- QUESTIONS:
A: In the Empress of Japan text, what company bought the ship in 1957?
B: Reproduce the Empress of Japan text from the words "RMS Empress of Japan was" up to and including the words "her TS Hanseatic.".

- STUDY TEXT:
-- Opening Marker --

General characteristics (as Empress of Scotland)
- Type: Ocean liner/cruise ship
- Tonnage: 26,300 GRT
- Length: 205 m (673 ft)
- Beam: 25.5 m (84 ft)
- Speed: 22 kn (41 km/h; 25 mph)
- Capacity: 1,260 (liner service); 960 (cruise service);

General characteristics (as Hanseatic)
- Type: Ocean liner/cruise ship
- Tonnage: 30,030 GRT
- Length: 205 m (673 ft)
- Beam: 25.5 m (84 ft)
- Speed: 22 kn (41 km/h; 25 mph)
- Capacity: 1,260 (liner service); 960 (cruise service);

= RMS Empress of Japan (1929) =

Canadian (later German) ocean liner

RMS Empress of Japan was an ocean liner built in 1929–1930 by Fairfield Shipbuilding & Engineering Company at Govan on the Clyde in Scotland for Canadian Pacific Steamships (CP). This ship was the second of two CP vessels to be named Empress of Japan – regularly traversed the trans-Pacific route between the west coast of Canada and the Far East until 1942.

In 1942, she was renamed RMS Empress of Scotland – the second of two CP vessels to be named Empress of Scotland. In 1957, the Hamburg Atlantic Line purchased the ship and re-named her TS Hanseatic.

-- Closing Marker --

- RECORDS SUPPLIED:
-- Opening Marker --

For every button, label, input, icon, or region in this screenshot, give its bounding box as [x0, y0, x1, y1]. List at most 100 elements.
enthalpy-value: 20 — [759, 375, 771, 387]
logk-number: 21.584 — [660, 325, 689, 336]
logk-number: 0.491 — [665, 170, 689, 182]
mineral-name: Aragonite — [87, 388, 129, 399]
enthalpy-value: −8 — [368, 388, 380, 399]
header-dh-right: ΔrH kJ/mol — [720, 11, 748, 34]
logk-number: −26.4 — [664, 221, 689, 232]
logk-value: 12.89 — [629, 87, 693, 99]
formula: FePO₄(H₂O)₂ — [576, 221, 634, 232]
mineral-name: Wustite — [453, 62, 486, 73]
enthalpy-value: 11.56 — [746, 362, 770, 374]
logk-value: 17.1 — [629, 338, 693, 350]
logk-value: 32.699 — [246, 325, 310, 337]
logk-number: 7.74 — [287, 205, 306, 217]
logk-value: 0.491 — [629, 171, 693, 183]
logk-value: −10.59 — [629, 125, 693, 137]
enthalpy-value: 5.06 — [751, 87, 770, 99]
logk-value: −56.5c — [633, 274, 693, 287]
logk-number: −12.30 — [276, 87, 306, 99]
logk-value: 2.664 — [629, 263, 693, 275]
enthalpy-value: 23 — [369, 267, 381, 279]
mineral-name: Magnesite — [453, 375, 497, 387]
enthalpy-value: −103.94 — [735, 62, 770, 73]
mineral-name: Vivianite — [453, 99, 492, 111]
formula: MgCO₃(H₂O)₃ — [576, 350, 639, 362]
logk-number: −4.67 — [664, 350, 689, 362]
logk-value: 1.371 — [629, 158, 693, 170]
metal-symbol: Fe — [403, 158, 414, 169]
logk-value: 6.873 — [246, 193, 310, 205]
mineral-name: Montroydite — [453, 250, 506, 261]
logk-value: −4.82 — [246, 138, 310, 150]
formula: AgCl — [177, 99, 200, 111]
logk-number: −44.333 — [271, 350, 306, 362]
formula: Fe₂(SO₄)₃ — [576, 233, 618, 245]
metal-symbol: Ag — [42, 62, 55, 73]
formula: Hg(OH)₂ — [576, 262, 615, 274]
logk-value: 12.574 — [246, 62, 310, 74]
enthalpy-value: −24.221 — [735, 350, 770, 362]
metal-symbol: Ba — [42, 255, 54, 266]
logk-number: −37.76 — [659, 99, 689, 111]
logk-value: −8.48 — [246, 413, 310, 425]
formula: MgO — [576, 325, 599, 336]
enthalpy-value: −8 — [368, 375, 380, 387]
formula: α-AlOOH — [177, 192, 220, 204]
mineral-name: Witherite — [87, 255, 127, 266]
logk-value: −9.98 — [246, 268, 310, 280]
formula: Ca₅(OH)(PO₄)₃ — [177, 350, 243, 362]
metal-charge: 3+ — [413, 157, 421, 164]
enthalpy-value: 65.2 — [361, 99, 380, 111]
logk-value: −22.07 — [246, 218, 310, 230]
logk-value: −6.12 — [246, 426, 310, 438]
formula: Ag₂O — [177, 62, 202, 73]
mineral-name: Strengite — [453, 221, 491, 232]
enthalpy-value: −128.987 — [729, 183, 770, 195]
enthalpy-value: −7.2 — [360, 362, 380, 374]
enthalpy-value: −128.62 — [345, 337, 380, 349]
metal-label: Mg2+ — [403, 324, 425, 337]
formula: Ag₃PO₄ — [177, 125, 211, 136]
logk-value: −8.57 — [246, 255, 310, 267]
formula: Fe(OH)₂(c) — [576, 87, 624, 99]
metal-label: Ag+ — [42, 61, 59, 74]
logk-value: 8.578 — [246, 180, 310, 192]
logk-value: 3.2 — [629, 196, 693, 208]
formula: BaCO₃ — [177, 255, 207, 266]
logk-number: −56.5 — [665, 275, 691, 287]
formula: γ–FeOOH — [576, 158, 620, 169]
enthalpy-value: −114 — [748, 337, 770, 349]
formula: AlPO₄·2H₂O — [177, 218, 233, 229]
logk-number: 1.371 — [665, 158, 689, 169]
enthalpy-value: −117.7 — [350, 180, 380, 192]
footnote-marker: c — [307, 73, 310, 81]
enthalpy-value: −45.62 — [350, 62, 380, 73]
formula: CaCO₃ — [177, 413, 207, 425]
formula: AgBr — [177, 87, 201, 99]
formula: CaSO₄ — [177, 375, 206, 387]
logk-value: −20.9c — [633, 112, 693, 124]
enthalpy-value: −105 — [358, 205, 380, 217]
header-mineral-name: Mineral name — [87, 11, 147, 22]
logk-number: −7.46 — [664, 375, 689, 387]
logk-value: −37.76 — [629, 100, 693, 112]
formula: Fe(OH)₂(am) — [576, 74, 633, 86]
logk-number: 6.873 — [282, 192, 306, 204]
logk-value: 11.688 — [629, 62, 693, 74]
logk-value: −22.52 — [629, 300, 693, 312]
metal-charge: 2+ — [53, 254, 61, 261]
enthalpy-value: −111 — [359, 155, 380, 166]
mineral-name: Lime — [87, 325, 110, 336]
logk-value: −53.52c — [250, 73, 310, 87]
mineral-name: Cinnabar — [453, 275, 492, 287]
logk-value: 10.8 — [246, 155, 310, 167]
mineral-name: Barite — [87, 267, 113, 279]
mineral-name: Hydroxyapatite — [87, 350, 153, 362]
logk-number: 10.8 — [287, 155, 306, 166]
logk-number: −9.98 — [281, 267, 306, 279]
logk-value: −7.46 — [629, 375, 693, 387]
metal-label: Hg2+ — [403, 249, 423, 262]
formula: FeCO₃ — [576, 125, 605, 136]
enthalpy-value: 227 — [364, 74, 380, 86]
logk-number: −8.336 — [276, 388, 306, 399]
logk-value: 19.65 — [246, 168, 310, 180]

-- Closing Marker --

- EXERCISE SOLUTIONS:
A: The Hamburg Atlantic Line.

B:
RMS Empress of Japan was an ocean liner built in 1929–1930 by Fairfield Shipbuilding & Engineering Company at Govan on the Clyde in Scotland for Canadian Pacific Steamships (CP). This ship was the second of two CP vessels to be named Empress of Japan – regularly traversed the trans-Pacific route between the west coast of Canada and the Far East until 1942.

In 1942, she was renamed RMS Empress of Scotland – the second of two CP vessels to be named Empress of Scotland. In 1957, the Hamburg Atlantic Line purchased the ship and re-named her TS Hanseatic.